# Start of Material for this exercise
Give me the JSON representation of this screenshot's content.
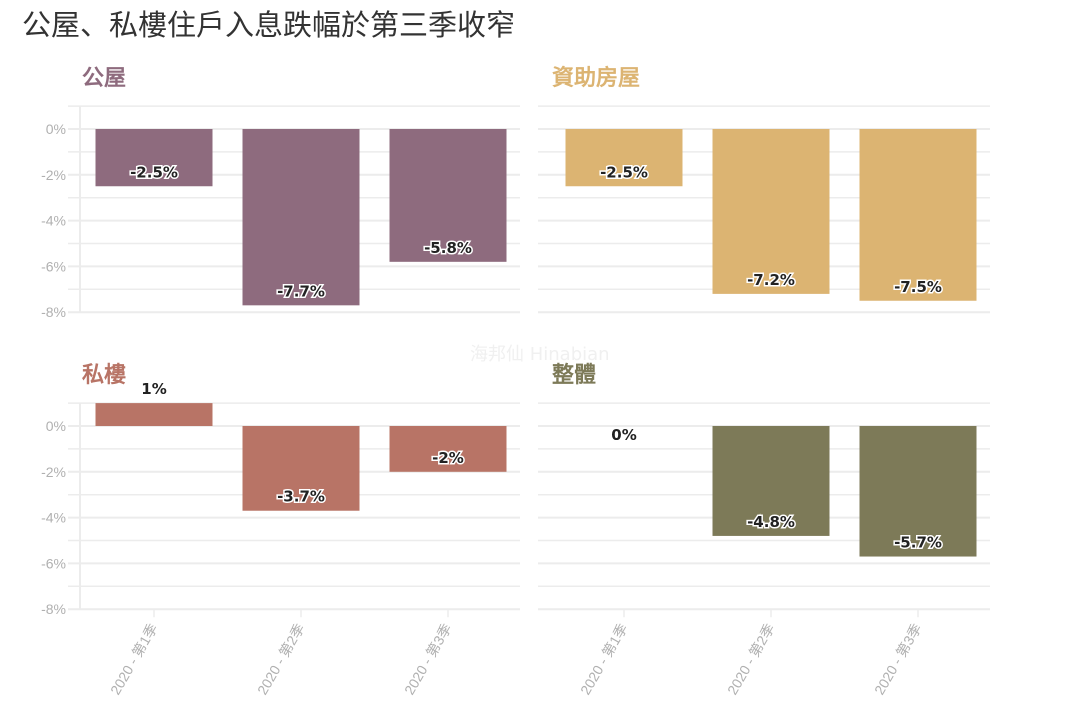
{
  "title": "公屋、私樓住戶入息跌幅於第三季收窄",
  "watermark": "海邦仙 Hinabian",
  "chart_data": [
    {
      "type": "bar",
      "title": "公屋",
      "color": "#8e6b7e",
      "categories": [
        "2020 - 第1季",
        "2020 - 第2季",
        "2020 - 第3季"
      ],
      "values": [
        -2.5,
        -7.7,
        -5.8
      ],
      "labels": [
        "-2.5%",
        "-7.7%",
        "-5.8%"
      ],
      "ylim": [
        -8,
        1
      ],
      "yticks": [
        "0%",
        "-2%",
        "-4%",
        "-6%",
        "-8%"
      ],
      "grid": true
    },
    {
      "type": "bar",
      "title": "資助房屋",
      "color": "#dcb472",
      "categories": [
        "2020 - 第1季",
        "2020 - 第2季",
        "2020 - 第3季"
      ],
      "values": [
        -2.5,
        -7.2,
        -7.5
      ],
      "labels": [
        "-2.5%",
        "-7.2%",
        "-7.5%"
      ],
      "ylim": [
        -8,
        1
      ],
      "grid": true
    },
    {
      "type": "bar",
      "title": "私樓",
      "color": "#b87466",
      "categories": [
        "2020 - 第1季",
        "2020 - 第2季",
        "2020 - 第3季"
      ],
      "values": [
        1,
        -3.7,
        -2
      ],
      "labels": [
        "1%",
        "-3.7%",
        "-2%"
      ],
      "ylim": [
        -8,
        1
      ],
      "yticks": [
        "0%",
        "-2%",
        "-4%",
        "-6%",
        "-8%"
      ],
      "grid": true
    },
    {
      "type": "bar",
      "title": "整體",
      "color": "#7d7a58",
      "categories": [
        "2020 - 第1季",
        "2020 - 第2季",
        "2020 - 第3季"
      ],
      "values": [
        0,
        -4.8,
        -5.7
      ],
      "labels": [
        "0%",
        "-4.8%",
        "-5.7%"
      ],
      "ylim": [
        -8,
        1
      ],
      "grid": true
    }
  ]
}
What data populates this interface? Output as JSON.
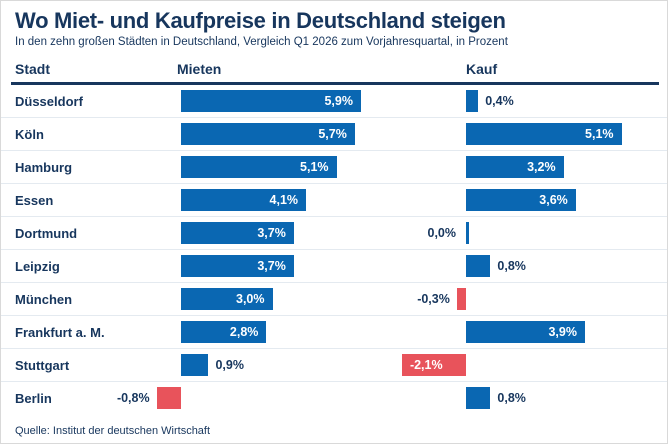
{
  "title": "Wo Miet- und Kaufpreise in Deutschland steigen",
  "subtitle": "In den zehn großen Städten in Deutschland, Vergleich Q1 2026 zum Vorjahresquartal, in Prozent",
  "source": "Quelle: Institut der deutschen Wirtschaft",
  "colors": {
    "positive_bar": "#0a67b2",
    "negative_bar": "#e8535b",
    "text": "#17365d",
    "row_separator": "#e4eaf0"
  },
  "chart_data": {
    "type": "bar",
    "orientation": "horizontal",
    "unit": "percent",
    "columns": [
      "Stadt",
      "Mieten",
      "Kauf"
    ],
    "categories": [
      "Düsseldorf",
      "Köln",
      "Hamburg",
      "Essen",
      "Dortmund",
      "Leipzig",
      "München",
      "Frankfurt a. M.",
      "Stuttgart",
      "Berlin"
    ],
    "series": [
      {
        "name": "Mieten",
        "values": [
          5.9,
          5.7,
          5.1,
          4.1,
          3.7,
          3.7,
          3.0,
          2.8,
          0.9,
          -0.8
        ],
        "labels": [
          "5,9%",
          "5,7%",
          "5,1%",
          "4,1%",
          "3,7%",
          "3,7%",
          "3,0%",
          "2,8%",
          "0,9%",
          "-0,8%"
        ],
        "label_positions": [
          "inside",
          "inside",
          "inside",
          "inside",
          "inside",
          "inside",
          "inside",
          "inside",
          "outside-right",
          "outside-left"
        ]
      },
      {
        "name": "Kauf",
        "values": [
          0.4,
          5.1,
          3.2,
          3.6,
          0.0,
          0.8,
          -0.3,
          3.9,
          -2.1,
          0.8
        ],
        "labels": [
          "0,4%",
          "5,1%",
          "3,2%",
          "3,6%",
          "0,0%",
          "0,8%",
          "-0,3%",
          "3,9%",
          "-2,1%",
          "0,8%"
        ],
        "label_positions": [
          "outside-right",
          "inside",
          "inside",
          "inside",
          "outside-left",
          "outside-right",
          "outside-left",
          "inside",
          "inside",
          "outside-right"
        ]
      }
    ],
    "xlim": [
      -2.5,
      6.2
    ],
    "grid": false,
    "legend": "column-headers"
  }
}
# End of Material for this exercise
# Problem statement
Find the string "JSON" in the records, then copy each line where it occurs.

# Answer
Give me the JSON representation of this screenshot's content.
What data populates this interface? Output as JSON.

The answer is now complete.